+++ ENTRIES

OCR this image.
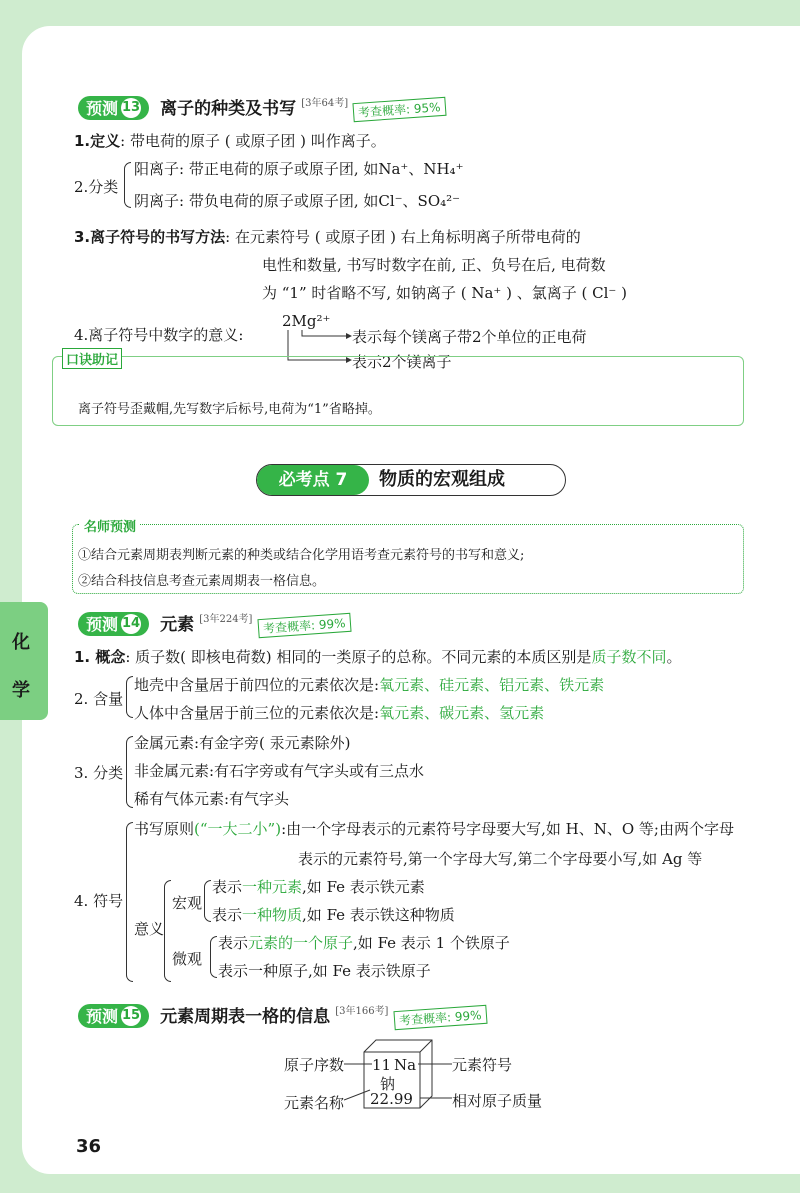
预测 13 离子的种类及书写 [3年64考] 考查概率: 95%
1.定义: 带电荷的原子 ( 或原子团 ) 叫作离子。
2.分类
阳离子: 带正电荷的原子或原子团, 如Na⁺、NH₄⁺
阴离子: 带负电荷的原子或原子团, 如Cl⁻、SO₄²⁻
3.离子符号的书写方法: 在元素符号 ( 或原子团 ) 右上角标明离子所带电荷的
电性和数量, 书写时数字在前, 正、负号在后, 电荷数
为 “1” 时省略不写, 如钠离子 ( Na⁺ ) 、氯离子 ( Cl⁻ )
4.离子符号中数字的意义:
2Mg²⁺
表示每个镁离子带2个单位的正电荷
表示2个镁离子
口诀助记
离子符号歪戴帽,先写数字后标号,电荷为“1”省略掉。
必考点 7	物质的宏观组成
名师预测
①结合元素周期表判断元素的种类或结合化学用语考查元素符号的书写和意义;
②结合科技信息考查元素周期表一格信息。
化
学
预测 14 元素 [3年224考] 考查概率: 99%
1. 概念: 质子数( 即核电荷数) 相同的一类原子的总称。不同元素的本质区别是质子数不同。
2. 含量
地壳中含量居于前四位的元素依次是:氧元素、硅元素、铝元素、铁元素
人体中含量居于前三位的元素依次是:氧元素、碳元素、氢元素
3. 分类
金属元素:有金字旁( 汞元素除外)
非金属元素:有石字旁或有气字头或有三点水
稀有气体元素:有气字头
4. 符号
书写原则(“一大二小”):由一个字母表示的元素符号字母要大写,如 H、N、O 等;由两个字母
表示的元素符号,第一个字母大写,第二个字母要小写,如 Ag 等
意义
宏观
表示一种元素,如 Fe 表示铁元素
表示一种物质,如 Fe 表示铁这种物质
微观
表示元素的一个原子,如 Fe 表示 1 个铁原子
表示一种原子,如 Fe 表示铁原子
预测 15 元素周期表一格的信息 [3年166考] 考查概率: 99%
11 Na
钠
22.99
原子序数
元素名称
元素符号
相对原子质量
36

++++++

The records above are to be quoted exactly, with all pictures left out.

OCR this image.
预测 13 离子的种类及书写 [3年64考] 考查概率: 95%
1.定义: 带电荷的原子 ( 或原子团 ) 叫作离子。
2.分类
阳离子: 带正电荷的原子或原子团, 如Na⁺、NH₄⁺
阴离子: 带负电荷的原子或原子团, 如Cl⁻、SO₄²⁻
3.离子符号的书写方法: 在元素符号 ( 或原子团 ) 右上角标明离子所带电荷的
电性和数量, 书写时数字在前, 正、负号在后, 电荷数
为 “1” 时省略不写, 如钠离子 ( Na⁺ ) 、氯离子 ( Cl⁻ )
4.离子符号中数字的意义:
2Mg²⁺
表示每个镁离子带2个单位的正电荷
表示2个镁离子
口诀助记
离子符号歪戴帽,先写数字后标号,电荷为“1”省略掉。
必考点 7	物质的宏观组成
名师预测
①结合元素周期表判断元素的种类或结合化学用语考查元素符号的书写和意义;
②结合科技信息考查元素周期表一格信息。
化
学
预测 14 元素 [3年224考] 考查概率: 99%
1. 概念: 质子数( 即核电荷数) 相同的一类原子的总称。不同元素的本质区别是质子数不同。
2. 含量
地壳中含量居于前四位的元素依次是:氧元素、硅元素、铝元素、铁元素
人体中含量居于前三位的元素依次是:氧元素、碳元素、氢元素
3. 分类
金属元素:有金字旁( 汞元素除外)
非金属元素:有石字旁或有气字头或有三点水
稀有气体元素:有气字头
4. 符号
书写原则(“一大二小”):由一个字母表示的元素符号字母要大写,如 H、N、O 等;由两个字母
表示的元素符号,第一个字母大写,第二个字母要小写,如 Ag 等
意义
宏观
表示一种元素,如 Fe 表示铁元素
表示一种物质,如 Fe 表示铁这种物质
微观
表示元素的一个原子,如 Fe 表示 1 个铁原子
表示一种原子,如 Fe 表示铁原子
预测 15 元素周期表一格的信息 [3年166考] 考查概率: 99%
11 Na
钠
22.99
原子序数
元素名称
元素符号
相对原子质量
36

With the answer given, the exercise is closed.